### The exercise
Print the data exactly as it is given, please.
# START OF Input data
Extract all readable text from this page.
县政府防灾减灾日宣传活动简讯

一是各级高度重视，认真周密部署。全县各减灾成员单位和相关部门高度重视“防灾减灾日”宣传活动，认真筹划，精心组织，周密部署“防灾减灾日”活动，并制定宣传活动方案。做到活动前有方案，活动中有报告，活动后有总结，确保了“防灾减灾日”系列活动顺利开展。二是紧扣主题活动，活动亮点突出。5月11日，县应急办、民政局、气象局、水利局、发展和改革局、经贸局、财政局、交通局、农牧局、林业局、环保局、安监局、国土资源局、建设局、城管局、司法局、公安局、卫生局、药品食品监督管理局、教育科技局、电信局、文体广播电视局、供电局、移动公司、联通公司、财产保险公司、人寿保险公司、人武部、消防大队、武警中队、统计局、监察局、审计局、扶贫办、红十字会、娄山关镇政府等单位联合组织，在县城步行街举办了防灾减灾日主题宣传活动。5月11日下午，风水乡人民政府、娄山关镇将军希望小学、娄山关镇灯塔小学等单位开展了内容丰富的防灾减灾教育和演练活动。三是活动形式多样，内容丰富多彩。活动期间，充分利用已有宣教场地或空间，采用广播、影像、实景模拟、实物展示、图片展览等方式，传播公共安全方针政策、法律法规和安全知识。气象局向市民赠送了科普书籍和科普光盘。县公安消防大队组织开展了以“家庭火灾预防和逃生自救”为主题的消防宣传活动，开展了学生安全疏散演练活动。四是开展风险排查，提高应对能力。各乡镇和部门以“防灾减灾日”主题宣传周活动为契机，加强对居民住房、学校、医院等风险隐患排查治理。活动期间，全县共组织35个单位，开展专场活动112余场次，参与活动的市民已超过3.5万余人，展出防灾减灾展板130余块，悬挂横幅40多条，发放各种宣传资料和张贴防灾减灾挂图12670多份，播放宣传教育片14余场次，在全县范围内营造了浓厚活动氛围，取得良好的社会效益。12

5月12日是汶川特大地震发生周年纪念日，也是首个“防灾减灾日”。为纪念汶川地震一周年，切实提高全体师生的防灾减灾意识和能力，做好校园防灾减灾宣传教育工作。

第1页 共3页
# END OF Input data
### Reply to the exercise
Extract all readable text from this page.
县政府防灾减灾日宣传活动简讯

一是各级高度重视，认真周密部署。全县各减灾成员单位和相关部门高度重视“防灾减灾日”宣传活动，认真筹划，精心组织，周密部署“防灾减灾日”活动，并制定宣传活动方案。做到活动前有方案，活动中有报告，活动后有总结，确保了“防灾减灾日”系列活动顺利开展。二是紧扣主题活动，活动亮点突出。5月11日，县应急办、民政局、气象局、水利局、发展和改革局、经贸局、财政局、交通局、农牧局、林业局、环保局、安监局、国土资源局、建设局、城管局、司法局、公安局、卫生局、药品食品监督管理局、教育科技局、电信局、文体广播电视局、供电局、移动公司、联通公司、财产保险公司、人寿保险公司、人武部、消防大队、武警中队、统计局、监察局、审计局、扶贫办、红十字会、娄山关镇政府等单位联合组织，在县城步行街举办了防灾减灾日主题宣传活动。5月11日下午，风水乡人民政府、娄山关镇将军希望小学、娄山关镇灯塔小学等单位开展了内容丰富的防灾减灾教育和演练活动。三是活动形式多样，内容丰富多彩。活动期间，充分利用已有宣教场地或空间，采用广播、影像、实景模拟、实物展示、图片展览等方式，传播公共安全方针政策、法律法规和安全知识。气象局向市民赠送了科普书籍和科普光盘。县公安消防大队组织开展了以“家庭火灾预防和逃生自救”为主题的消防宣传活动，开展了学生安全疏散演练活动。四是开展风险排查，提高应对能力。各乡镇和部门以“防灾减灾日”主题宣传周活动为契机，加强对居民住房、学校、医院等风险隐患排查治理。活动期间，全县共组织35个单位，开展专场活动112余场次，参与活动的市民已超过3.5万余人，展出防灾减灾展板130余块，悬挂横幅40多条，发放各种宣传资料和张贴防灾减灾挂图12670多份，播放宣传教育片14余场次，在全县范围内营造了浓厚活动氛围，取得良好的社会效益。12

5月12日是汶川特大地震发生周年纪念日，也是首个“防灾减灾日”。为纪念汶川地震一周年，切实提高全体师生的防灾减灾意识和能力，做好校园防灾减灾宣传教育工作。

第1页 共3页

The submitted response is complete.